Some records
|---|
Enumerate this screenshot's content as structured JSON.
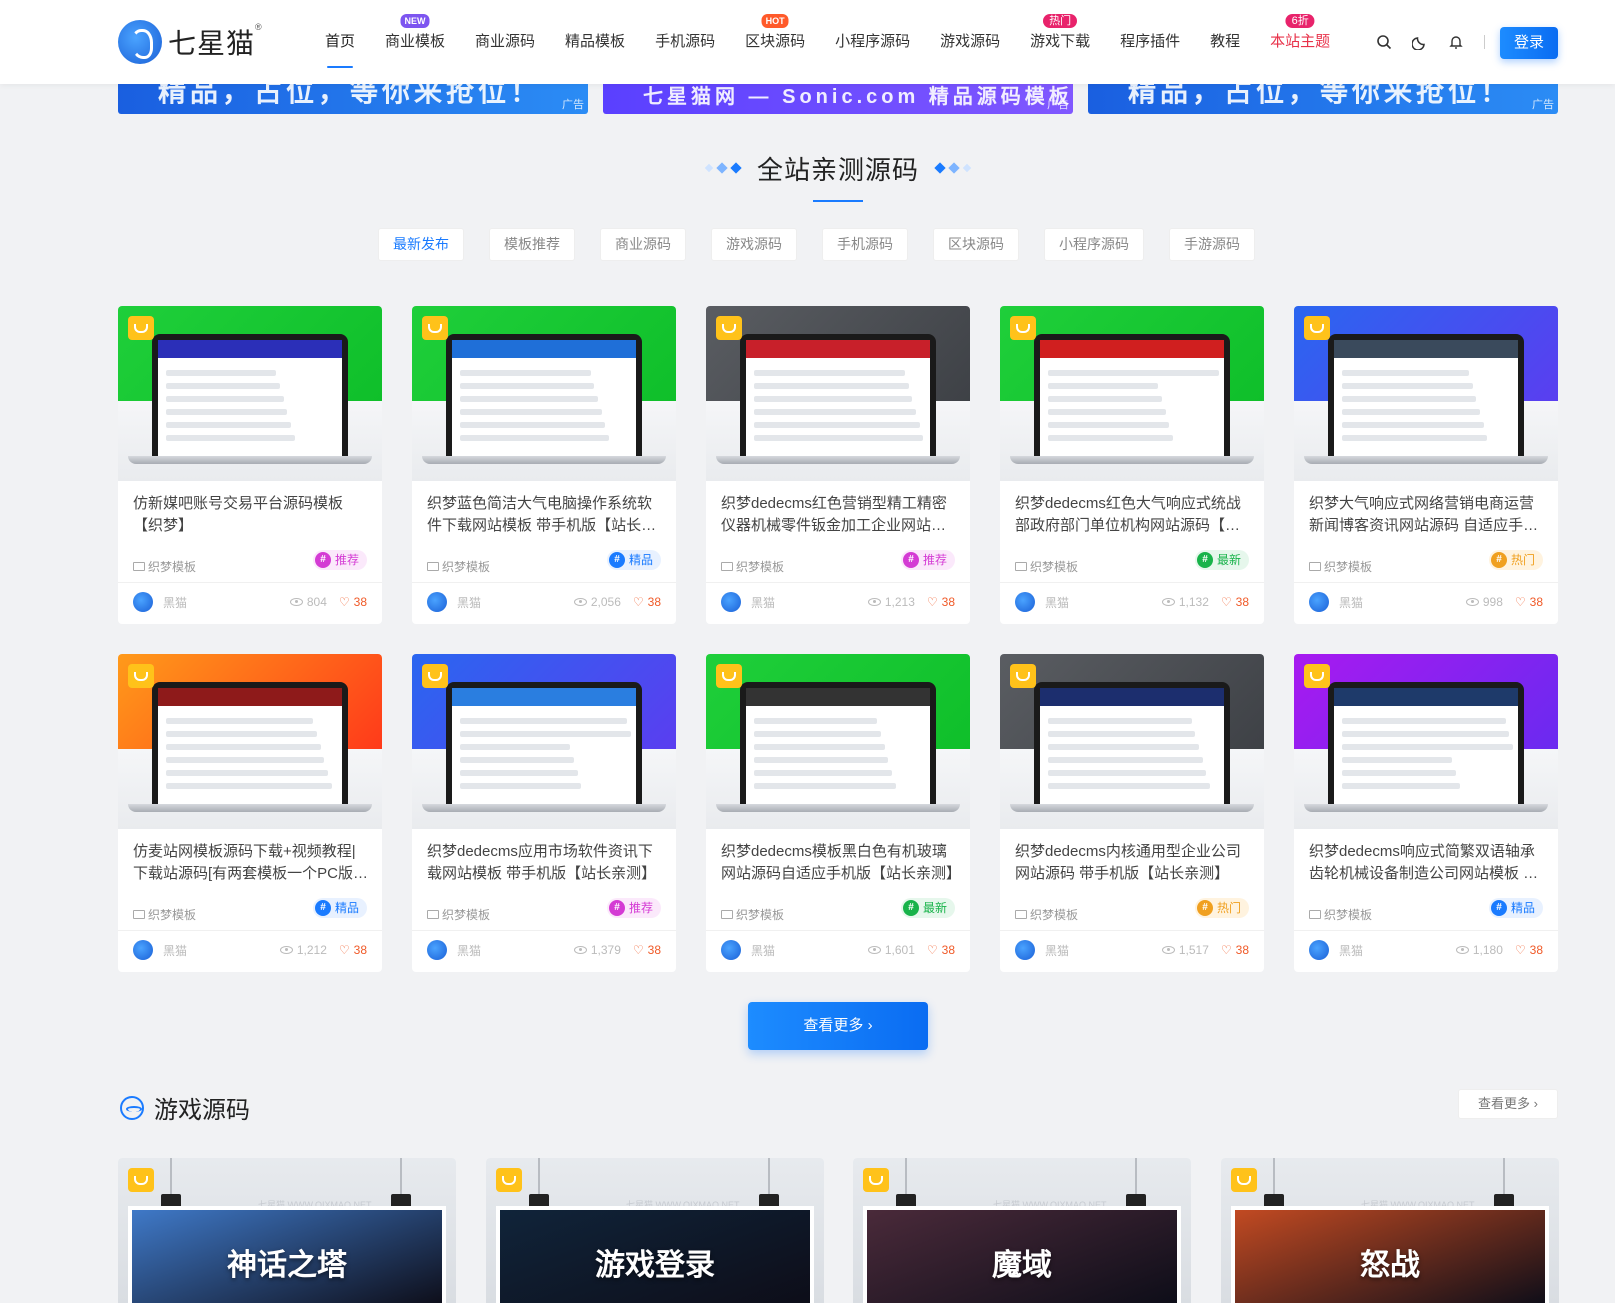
{
  "header": {
    "logo_text": "七星猫",
    "logo_reg": "®",
    "nav": [
      {
        "label": "首页",
        "badge": "",
        "active": true
      },
      {
        "label": "商业模板",
        "badge": "NEW",
        "badge_type": "new"
      },
      {
        "label": "商业源码",
        "badge": ""
      },
      {
        "label": "精品模板",
        "badge": ""
      },
      {
        "label": "手机源码",
        "badge": ""
      },
      {
        "label": "区块源码",
        "badge": "HOT",
        "badge_type": "hot"
      },
      {
        "label": "小程序源码",
        "badge": ""
      },
      {
        "label": "游戏源码",
        "badge": ""
      },
      {
        "label": "游戏下载",
        "badge": "热门",
        "badge_type": "pink"
      },
      {
        "label": "程序插件",
        "badge": ""
      },
      {
        "label": "教程",
        "badge": ""
      },
      {
        "label": "本站主题",
        "badge": "6折",
        "badge_type": "pink",
        "red": true
      }
    ],
    "icons": [
      "search-icon",
      "moon-icon",
      "bell-icon"
    ],
    "login_label": "登录"
  },
  "ads": [
    {
      "text": "精品，占位，等你来抢位！",
      "tag": "广告"
    },
    {
      "text": "七星猫网 — Sonic.com 精品源码模板",
      "tag": "广告"
    },
    {
      "text": "精品，占位，等你来抢位！",
      "tag": "广告"
    }
  ],
  "section": {
    "title": "全站亲测源码",
    "tabs": [
      "最新发布",
      "模板推荐",
      "商业源码",
      "游戏源码",
      "手机源码",
      "区块源码",
      "小程序源码",
      "手游源码"
    ]
  },
  "cards": [
    {
      "title": "仿新媒吧账号交易平台源码模板【织梦】",
      "category": "织梦模板",
      "tag": "推荐",
      "author": "黑猫",
      "views": "804",
      "likes": "38",
      "theme": "green",
      "screen": "#2b2fb8"
    },
    {
      "title": "织梦蓝色简洁大气电脑操作系统软件下载网站模板 带手机版【站长亲测】",
      "category": "织梦模板",
      "tag": "精品",
      "author": "黑猫",
      "views": "2,056",
      "likes": "38",
      "theme": "green",
      "screen": "#1f6fd8"
    },
    {
      "title": "织梦dedecms红色营销型精工精密仪器机械零件钣金加工企业网站模板",
      "category": "织梦模板",
      "tag": "推荐",
      "author": "黑猫",
      "views": "1,213",
      "likes": "38",
      "theme": "gray",
      "screen": "#c8202a"
    },
    {
      "title": "织梦dedecms红色大气响应式统战部政府部门单位机构网站源码【站长亲测】",
      "category": "织梦模板",
      "tag": "最新",
      "author": "黑猫",
      "views": "1,132",
      "likes": "38",
      "theme": "green",
      "screen": "#d01f1f"
    },
    {
      "title": "织梦大气响应式网络营销电商运营新闻博客资讯网站源码 自适应手机版",
      "category": "织梦模板",
      "tag": "热门",
      "author": "黑猫",
      "views": "998",
      "likes": "38",
      "theme": "blue",
      "screen": "#3a4a5c"
    },
    {
      "title": "仿麦站网模板源码下载+视频教程|下载站源码[有两套模板一个PC版一个手机版]",
      "category": "织梦模板",
      "tag": "精品",
      "author": "黑猫",
      "views": "1,212",
      "likes": "38",
      "theme": "orange",
      "screen": "#8e1a1a"
    },
    {
      "title": "织梦dedecms应用市场软件资讯下载网站模板 带手机版【站长亲测】",
      "category": "织梦模板",
      "tag": "推荐",
      "author": "黑猫",
      "views": "1,379",
      "likes": "38",
      "theme": "blue",
      "screen": "#2a7ee0"
    },
    {
      "title": "织梦dedecms模板黑白色有机玻璃网站源码自适应手机版【站长亲测】",
      "category": "织梦模板",
      "tag": "最新",
      "author": "黑猫",
      "views": "1,601",
      "likes": "38",
      "theme": "green",
      "screen": "#333333"
    },
    {
      "title": "织梦dedecms内核通用型企业公司网站源码 带手机版【站长亲测】",
      "category": "织梦模板",
      "tag": "热门",
      "author": "黑猫",
      "views": "1,517",
      "likes": "38",
      "theme": "gray",
      "screen": "#1c2e6e"
    },
    {
      "title": "织梦dedecms响应式简繁双语轴承齿轮机械设备制造公司网站模板 自适应手机版",
      "category": "织梦模板",
      "tag": "精品",
      "author": "黑猫",
      "views": "1,180",
      "likes": "38",
      "theme": "purple",
      "screen": "#1e3a6a"
    }
  ],
  "more_label": "查看更多 ›",
  "game_section": {
    "title": "游戏源码",
    "more_label": "查看更多 ›",
    "posters": [
      {
        "title": "神话之塔",
        "bg": "#3f79c8"
      },
      {
        "title": "游戏登录",
        "bg": "#10243a"
      },
      {
        "title": "魔域",
        "bg": "#4a2a3a"
      },
      {
        "title": "怒战",
        "bg": "#c24a22"
      }
    ],
    "watermark": "七星猫 WWW.QIXMAO.NET"
  },
  "colors": {
    "accent": "#1a7bff",
    "tag_推荐": "#d43bd4",
    "tag_精品": "#1a7bff",
    "tag_最新": "#18b34a",
    "tag_热门": "#f0a020"
  }
}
|---|
* _TASK DESCRIPTION_
All the lines above are to be reproduced exactly, except the pictures.

* _RESULT OF THE TASK_
Enumerate this screenshot's content as structured JSON.
{
  "header": {
    "logo_text": "七星猫",
    "logo_reg": "®",
    "nav": [
      {
        "label": "首页",
        "badge": "",
        "active": true
      },
      {
        "label": "商业模板",
        "badge": "NEW",
        "badge_type": "new"
      },
      {
        "label": "商业源码",
        "badge": ""
      },
      {
        "label": "精品模板",
        "badge": ""
      },
      {
        "label": "手机源码",
        "badge": ""
      },
      {
        "label": "区块源码",
        "badge": "HOT",
        "badge_type": "hot"
      },
      {
        "label": "小程序源码",
        "badge": ""
      },
      {
        "label": "游戏源码",
        "badge": ""
      },
      {
        "label": "游戏下载",
        "badge": "热门",
        "badge_type": "pink"
      },
      {
        "label": "程序插件",
        "badge": ""
      },
      {
        "label": "教程",
        "badge": ""
      },
      {
        "label": "本站主题",
        "badge": "6折",
        "badge_type": "pink",
        "red": true
      }
    ],
    "icons": [
      "search-icon",
      "moon-icon",
      "bell-icon"
    ],
    "login_label": "登录"
  },
  "ads": [
    {
      "text": "精品，占位，等你来抢位！",
      "tag": "广告"
    },
    {
      "text": "七星猫网 — Sonic.com 精品源码模板",
      "tag": "广告"
    },
    {
      "text": "精品，占位，等你来抢位！",
      "tag": "广告"
    }
  ],
  "section": {
    "title": "全站亲测源码",
    "tabs": [
      "最新发布",
      "模板推荐",
      "商业源码",
      "游戏源码",
      "手机源码",
      "区块源码",
      "小程序源码",
      "手游源码"
    ]
  },
  "cards": [
    {
      "title": "仿新媒吧账号交易平台源码模板【织梦】",
      "category": "织梦模板",
      "tag": "推荐",
      "author": "黑猫",
      "views": "804",
      "likes": "38",
      "theme": "green",
      "screen": "#2b2fb8"
    },
    {
      "title": "织梦蓝色简洁大气电脑操作系统软件下载网站模板 带手机版【站长亲测】",
      "category": "织梦模板",
      "tag": "精品",
      "author": "黑猫",
      "views": "2,056",
      "likes": "38",
      "theme": "green",
      "screen": "#1f6fd8"
    },
    {
      "title": "织梦dedecms红色营销型精工精密仪器机械零件钣金加工企业网站模板",
      "category": "织梦模板",
      "tag": "推荐",
      "author": "黑猫",
      "views": "1,213",
      "likes": "38",
      "theme": "gray",
      "screen": "#c8202a"
    },
    {
      "title": "织梦dedecms红色大气响应式统战部政府部门单位机构网站源码【站长亲测】",
      "category": "织梦模板",
      "tag": "最新",
      "author": "黑猫",
      "views": "1,132",
      "likes": "38",
      "theme": "green",
      "screen": "#d01f1f"
    },
    {
      "title": "织梦大气响应式网络营销电商运营新闻博客资讯网站源码 自适应手机版",
      "category": "织梦模板",
      "tag": "热门",
      "author": "黑猫",
      "views": "998",
      "likes": "38",
      "theme": "blue",
      "screen": "#3a4a5c"
    },
    {
      "title": "仿麦站网模板源码下载+视频教程|下载站源码[有两套模板一个PC版一个手机版]",
      "category": "织梦模板",
      "tag": "精品",
      "author": "黑猫",
      "views": "1,212",
      "likes": "38",
      "theme": "orange",
      "screen": "#8e1a1a"
    },
    {
      "title": "织梦dedecms应用市场软件资讯下载网站模板 带手机版【站长亲测】",
      "category": "织梦模板",
      "tag": "推荐",
      "author": "黑猫",
      "views": "1,379",
      "likes": "38",
      "theme": "blue",
      "screen": "#2a7ee0"
    },
    {
      "title": "织梦dedecms模板黑白色有机玻璃网站源码自适应手机版【站长亲测】",
      "category": "织梦模板",
      "tag": "最新",
      "author": "黑猫",
      "views": "1,601",
      "likes": "38",
      "theme": "green",
      "screen": "#333333"
    },
    {
      "title": "织梦dedecms内核通用型企业公司网站源码 带手机版【站长亲测】",
      "category": "织梦模板",
      "tag": "热门",
      "author": "黑猫",
      "views": "1,517",
      "likes": "38",
      "theme": "gray",
      "screen": "#1c2e6e"
    },
    {
      "title": "织梦dedecms响应式简繁双语轴承齿轮机械设备制造公司网站模板 自适应手机版",
      "category": "织梦模板",
      "tag": "精品",
      "author": "黑猫",
      "views": "1,180",
      "likes": "38",
      "theme": "purple",
      "screen": "#1e3a6a"
    }
  ],
  "more_label": "查看更多 ›",
  "game_section": {
    "title": "游戏源码",
    "more_label": "查看更多 ›",
    "posters": [
      {
        "title": "神话之塔",
        "bg": "#3f79c8"
      },
      {
        "title": "游戏登录",
        "bg": "#10243a"
      },
      {
        "title": "魔域",
        "bg": "#4a2a3a"
      },
      {
        "title": "怒战",
        "bg": "#c24a22"
      }
    ],
    "watermark": "七星猫 WWW.QIXMAO.NET"
  },
  "colors": {
    "accent": "#1a7bff",
    "tag_推荐": "#d43bd4",
    "tag_精品": "#1a7bff",
    "tag_最新": "#18b34a",
    "tag_热门": "#f0a020"
  }
}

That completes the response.